** INPUT **

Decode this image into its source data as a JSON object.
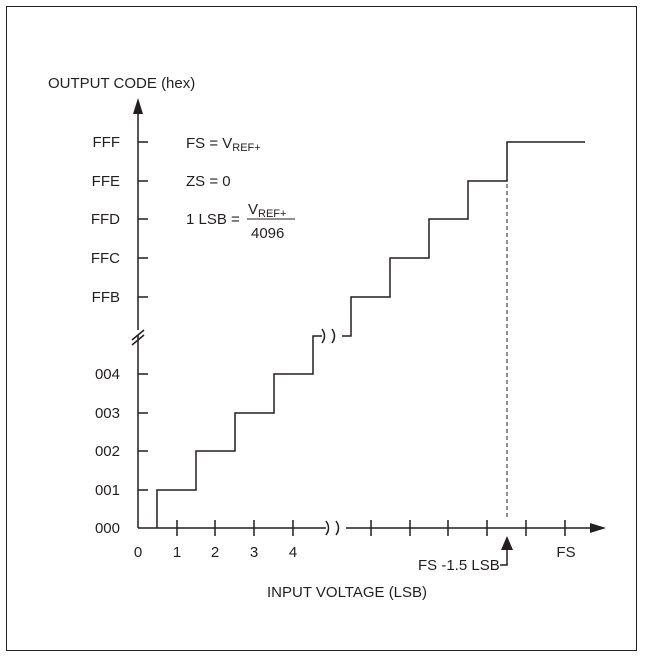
{
  "y_axis_label": "OUTPUT CODE (hex)",
  "x_axis_label": "INPUT VOLTAGE (LSB)",
  "y_ticks": [
    "FFF",
    "FFE",
    "FFD",
    "FFC",
    "FFB",
    "004",
    "003",
    "002",
    "001",
    "000"
  ],
  "x_ticks": [
    "0",
    "1",
    "2",
    "3",
    "4"
  ],
  "fs_label": "FS",
  "fs_minus_label": "FS -1.5 LSB",
  "annotations": {
    "fs_eq": "FS = V",
    "fs_sub": "REF+",
    "zs_eq": "ZS = 0",
    "lsb_eq": "1 LSB =",
    "lsb_num_v": "V",
    "lsb_num_sub": "REF+",
    "lsb_den": "4096"
  },
  "colors": {
    "line": "#231f20",
    "background": "#ffffff"
  }
}
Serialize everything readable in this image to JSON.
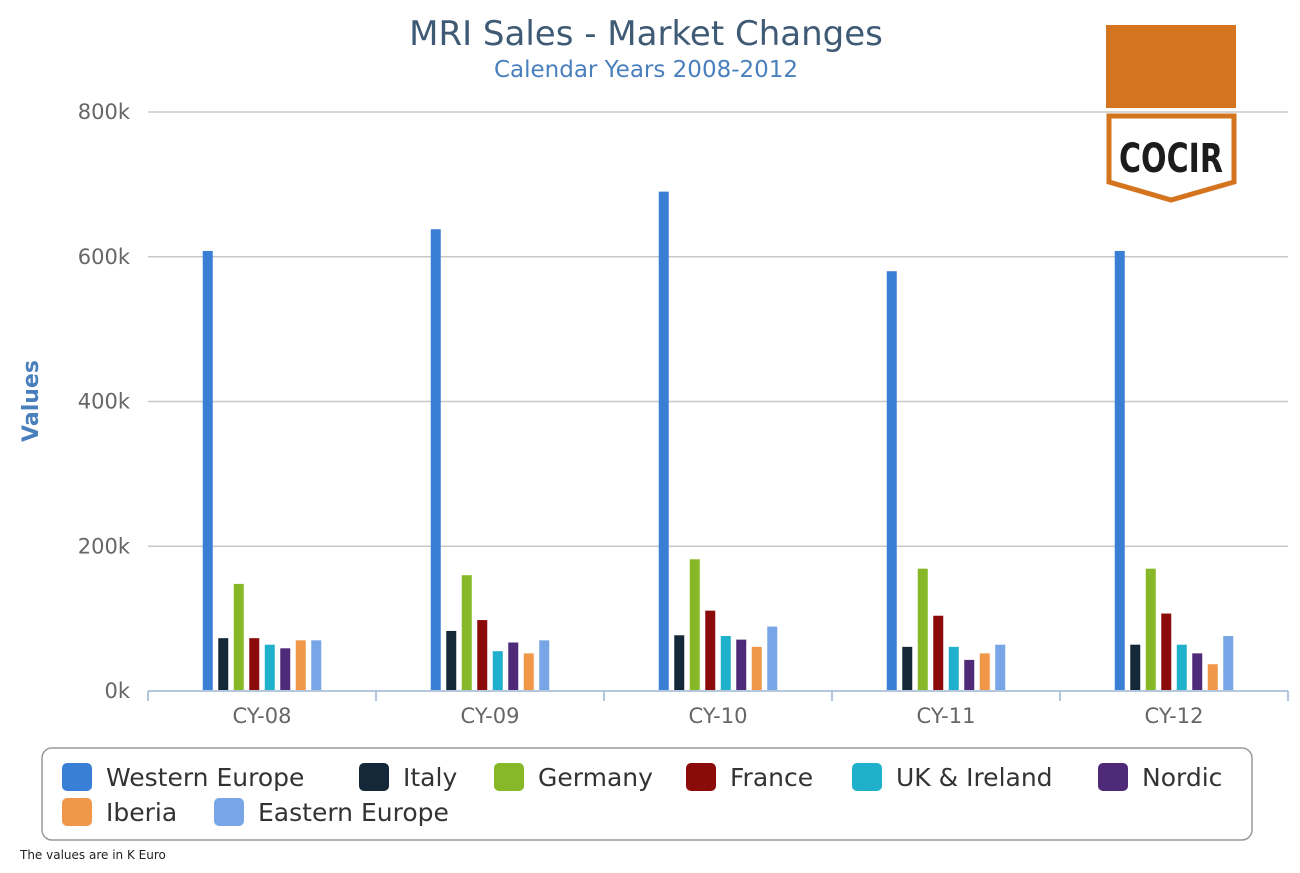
{
  "logo": {
    "text": "COCIR"
  },
  "footnote": "The values are in K Euro",
  "chart_data": {
    "type": "bar",
    "title": "MRI Sales - Market Changes",
    "subtitle": "Calendar Years 2008-2012",
    "xlabel": "",
    "ylabel": "Values",
    "ylim": [
      0,
      800000
    ],
    "yticks": [
      0,
      200000,
      400000,
      600000,
      800000
    ],
    "ytick_labels": [
      "0k",
      "200k",
      "400k",
      "600k",
      "800k"
    ],
    "grid": true,
    "legend_position": "bottom",
    "categories": [
      "CY-08",
      "CY-09",
      "CY-10",
      "CY-11",
      "CY-12"
    ],
    "series": [
      {
        "name": "Western Europe",
        "color": "#3a7fd6",
        "values": [
          608000,
          638000,
          690000,
          580000,
          608000
        ]
      },
      {
        "name": "Italy",
        "color": "#14283a",
        "values": [
          73000,
          83000,
          77000,
          61000,
          64000
        ]
      },
      {
        "name": "Germany",
        "color": "#86b827",
        "values": [
          148000,
          160000,
          182000,
          169000,
          169000
        ]
      },
      {
        "name": "France",
        "color": "#8b0b0b",
        "values": [
          73000,
          98000,
          111000,
          104000,
          107000
        ]
      },
      {
        "name": "UK & Ireland",
        "color": "#1fb0cc",
        "values": [
          64000,
          55000,
          76000,
          61000,
          64000
        ]
      },
      {
        "name": "Nordic",
        "color": "#4e2a78",
        "values": [
          59000,
          67000,
          71000,
          43000,
          52000
        ]
      },
      {
        "name": "Iberia",
        "color": "#f0974a",
        "values": [
          70000,
          52000,
          61000,
          52000,
          37000
        ]
      },
      {
        "name": "Eastern Europe",
        "color": "#77a5e6",
        "values": [
          70000,
          70000,
          89000,
          64000,
          76000
        ]
      }
    ]
  }
}
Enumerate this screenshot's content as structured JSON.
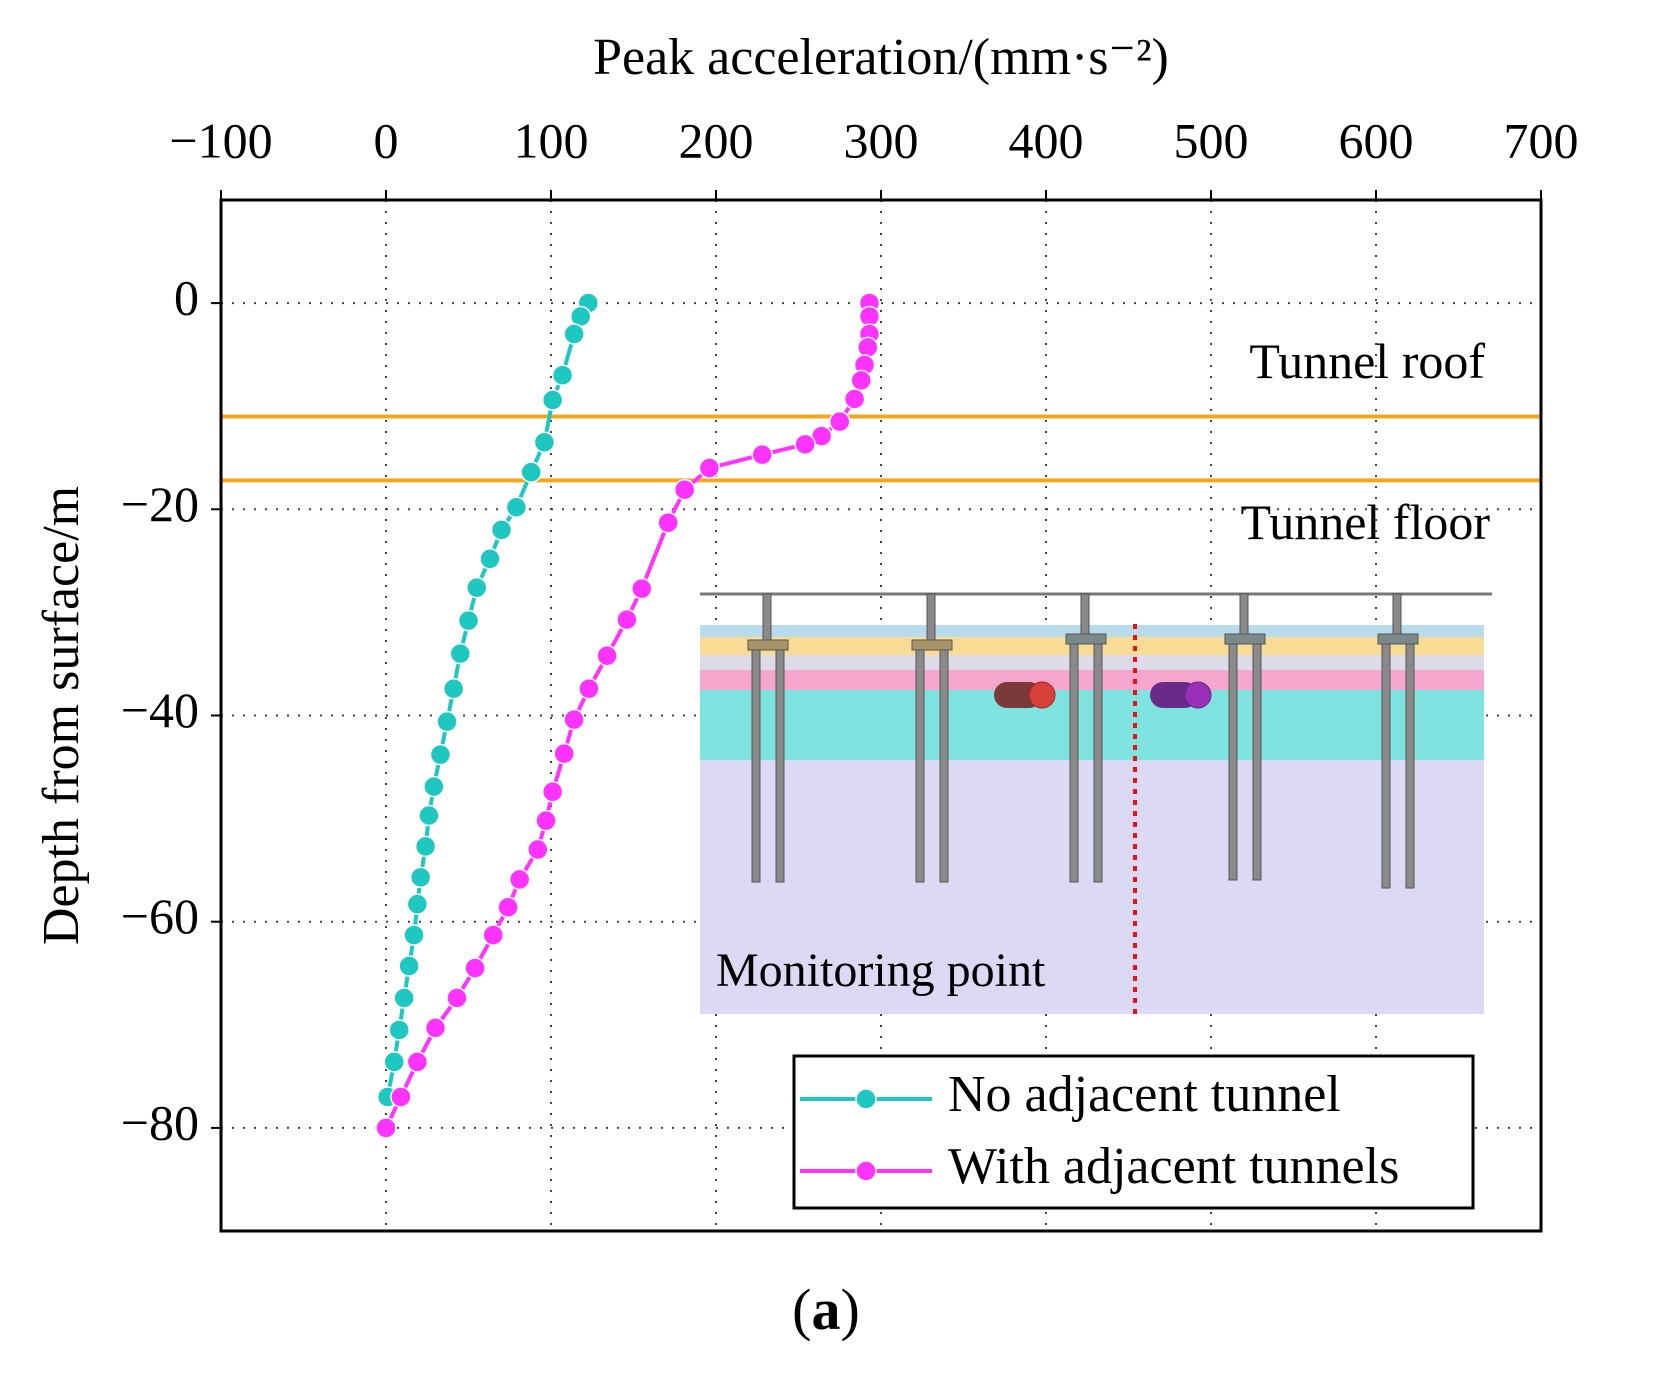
{
  "chart_data": {
    "type": "line",
    "xlabel": "Peak acceleration/(mm·s⁻²)",
    "ylabel": "Depth from surface/m",
    "xlim": [
      -100,
      700
    ],
    "xticks": [
      {
        "value": -100,
        "label": "−100"
      },
      0,
      100,
      200,
      300,
      400,
      500,
      600,
      700
    ],
    "ylim": [
      -90,
      10
    ],
    "yticks": [
      0,
      {
        "value": -20,
        "label": "−20"
      },
      {
        "value": -40,
        "label": "−40"
      },
      {
        "value": -60,
        "label": "−60"
      },
      {
        "value": -80,
        "label": "−80"
      }
    ],
    "grid": true,
    "legend": "lower right",
    "reference_lines": [
      {
        "value": -11,
        "label": "Tunnel roof",
        "color": "#f5a71c"
      },
      {
        "value": -17.2,
        "label": "Tunnel floor",
        "color": "#f5a71c"
      }
    ],
    "annotation": "Monitoring point",
    "caption": "a",
    "series": [
      {
        "name": "No adjacent tunnel",
        "color": "#1ec8c0",
        "x": [
          122.6,
          118,
          114,
          107,
          101,
          96,
          88,
          79,
          70,
          63,
          55,
          50,
          45,
          41,
          37,
          33,
          29,
          26,
          24,
          21,
          19,
          17,
          14,
          11,
          8,
          5,
          1
        ],
        "values": [
          0,
          -1.3,
          -3,
          -7,
          -9.4,
          -13.5,
          -16.4,
          -19.8,
          -22,
          -24.8,
          -27.6,
          -30.8,
          -34,
          -37.4,
          -40.6,
          -43.8,
          -46.9,
          -49.7,
          -52.7,
          -55.7,
          -58.3,
          -61.3,
          -64.3,
          -67.4,
          -70.5,
          -73.6,
          -77
        ]
      },
      {
        "name": "With adjacent tunnels",
        "color": "#ff33ff",
        "x": [
          293,
          293,
          293,
          292,
          290,
          288,
          284,
          275,
          264,
          254,
          228,
          196,
          181,
          171,
          155,
          146,
          134,
          123,
          114,
          108,
          101,
          97,
          92,
          81,
          74,
          65,
          54,
          43,
          30,
          19,
          9,
          0
        ],
        "values": [
          0,
          -1.3,
          -3,
          -4.3,
          -6,
          -7.5,
          -9.3,
          -11.5,
          -12.9,
          -13.7,
          -14.7,
          -16,
          -18.1,
          -21.3,
          -27.7,
          -30.7,
          -34.2,
          -37.4,
          -40.4,
          -43.7,
          -47.4,
          -50.2,
          -53,
          -55.9,
          -58.6,
          -61.3,
          -64.5,
          -67.4,
          -70.3,
          -73.6,
          -77,
          -80
        ]
      }
    ]
  }
}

** EXERCISE OBJECTIVE **
Please write out all the data again word for word, but not the pictures.

** TASK OUTPUT **
Decode this image into its source data as a JSON object.
{
  "y_axis_label": "OUTPUT CODE (hex)",
  "x_axis_label": "INPUT VOLTAGE (LSB)",
  "y_ticks": [
    "FFF",
    "FFE",
    "FFD",
    "FFC",
    "FFB",
    "004",
    "003",
    "002",
    "001",
    "000"
  ],
  "x_ticks": [
    "0",
    "1",
    "2",
    "3",
    "4"
  ],
  "fs_label": "FS",
  "fs_minus_label": "FS -1.5 LSB",
  "annotations": {
    "fs_eq": "FS = V",
    "fs_sub": "REF+",
    "zs_eq": "ZS = 0",
    "lsb_eq": "1 LSB =",
    "lsb_num_v": "V",
    "lsb_num_sub": "REF+",
    "lsb_den": "4096"
  },
  "colors": {
    "line": "#231f20",
    "background": "#ffffff"
  }
}
Serialize everything readable in this image to JSON.
{
  "logo": {
    "text": "COCIR"
  },
  "footnote": "The values are in K Euro",
  "chart_data": {
    "type": "bar",
    "title": "MRI Sales - Market Changes",
    "subtitle": "Calendar Years 2008-2012",
    "xlabel": "",
    "ylabel": "Values",
    "ylim": [
      0,
      800000
    ],
    "yticks": [
      0,
      200000,
      400000,
      600000,
      800000
    ],
    "ytick_labels": [
      "0k",
      "200k",
      "400k",
      "600k",
      "800k"
    ],
    "grid": true,
    "legend_position": "bottom",
    "categories": [
      "CY-08",
      "CY-09",
      "CY-10",
      "CY-11",
      "CY-12"
    ],
    "series": [
      {
        "name": "Western Europe",
        "color": "#3a7fd6",
        "values": [
          608000,
          638000,
          690000,
          580000,
          608000
        ]
      },
      {
        "name": "Italy",
        "color": "#14283a",
        "values": [
          73000,
          83000,
          77000,
          61000,
          64000
        ]
      },
      {
        "name": "Germany",
        "color": "#86b827",
        "values": [
          148000,
          160000,
          182000,
          169000,
          169000
        ]
      },
      {
        "name": "France",
        "color": "#8b0b0b",
        "values": [
          73000,
          98000,
          111000,
          104000,
          107000
        ]
      },
      {
        "name": "UK & Ireland",
        "color": "#1fb0cc",
        "values": [
          64000,
          55000,
          76000,
          61000,
          64000
        ]
      },
      {
        "name": "Nordic",
        "color": "#4e2a78",
        "values": [
          59000,
          67000,
          71000,
          43000,
          52000
        ]
      },
      {
        "name": "Iberia",
        "color": "#f0974a",
        "values": [
          70000,
          52000,
          61000,
          52000,
          37000
        ]
      },
      {
        "name": "Eastern Europe",
        "color": "#77a5e6",
        "values": [
          70000,
          70000,
          89000,
          64000,
          76000
        ]
      }
    ]
  }
}
Enumerate this screenshot's content as structured JSON.
{
  "chart_data": {
    "type": "line",
    "xlabel": "Peak acceleration/(mm·s⁻²)",
    "ylabel": "Depth from surface/m",
    "xlim": [
      -100,
      700
    ],
    "xticks": [
      {
        "value": -100,
        "label": "−100"
      },
      0,
      100,
      200,
      300,
      400,
      500,
      600,
      700
    ],
    "ylim": [
      -90,
      10
    ],
    "yticks": [
      0,
      {
        "value": -20,
        "label": "−20"
      },
      {
        "value": -40,
        "label": "−40"
      },
      {
        "value": -60,
        "label": "−60"
      },
      {
        "value": -80,
        "label": "−80"
      }
    ],
    "grid": true,
    "legend": "lower right",
    "reference_lines": [
      {
        "value": -11,
        "label": "Tunnel roof",
        "color": "#f5a71c"
      },
      {
        "value": -17.2,
        "label": "Tunnel floor",
        "color": "#f5a71c"
      }
    ],
    "annotation": "Monitoring point",
    "caption": "a",
    "series": [
      {
        "name": "No adjacent tunnel",
        "color": "#1ec8c0",
        "x": [
          122.6,
          118,
          114,
          107,
          101,
          96,
          88,
          79,
          70,
          63,
          55,
          50,
          45,
          41,
          37,
          33,
          29,
          26,
          24,
          21,
          19,
          17,
          14,
          11,
          8,
          5,
          1
        ],
        "values": [
          0,
          -1.3,
          -3,
          -7,
          -9.4,
          -13.5,
          -16.4,
          -19.8,
          -22,
          -24.8,
          -27.6,
          -30.8,
          -34,
          -37.4,
          -40.6,
          -43.8,
          -46.9,
          -49.7,
          -52.7,
          -55.7,
          -58.3,
          -61.3,
          -64.3,
          -67.4,
          -70.5,
          -73.6,
          -77
        ]
      },
      {
        "name": "With adjacent tunnels",
        "color": "#ff33ff",
        "x": [
          293,
          293,
          293,
          292,
          290,
          288,
          284,
          275,
          264,
          254,
          228,
          196,
          181,
          171,
          155,
          146,
          134,
          123,
          114,
          108,
          101,
          97,
          92,
          81,
          74,
          65,
          54,
          43,
          30,
          19,
          9,
          0
        ],
        "values": [
          0,
          -1.3,
          -3,
          -4.3,
          -6,
          -7.5,
          -9.3,
          -11.5,
          -12.9,
          -13.7,
          -14.7,
          -16,
          -18.1,
          -21.3,
          -27.7,
          -30.7,
          -34.2,
          -37.4,
          -40.4,
          -43.7,
          -47.4,
          -50.2,
          -53,
          -55.9,
          -58.6,
          -61.3,
          -64.5,
          -67.4,
          -70.3,
          -73.6,
          -77,
          -80
        ]
      }
    ]
  }
}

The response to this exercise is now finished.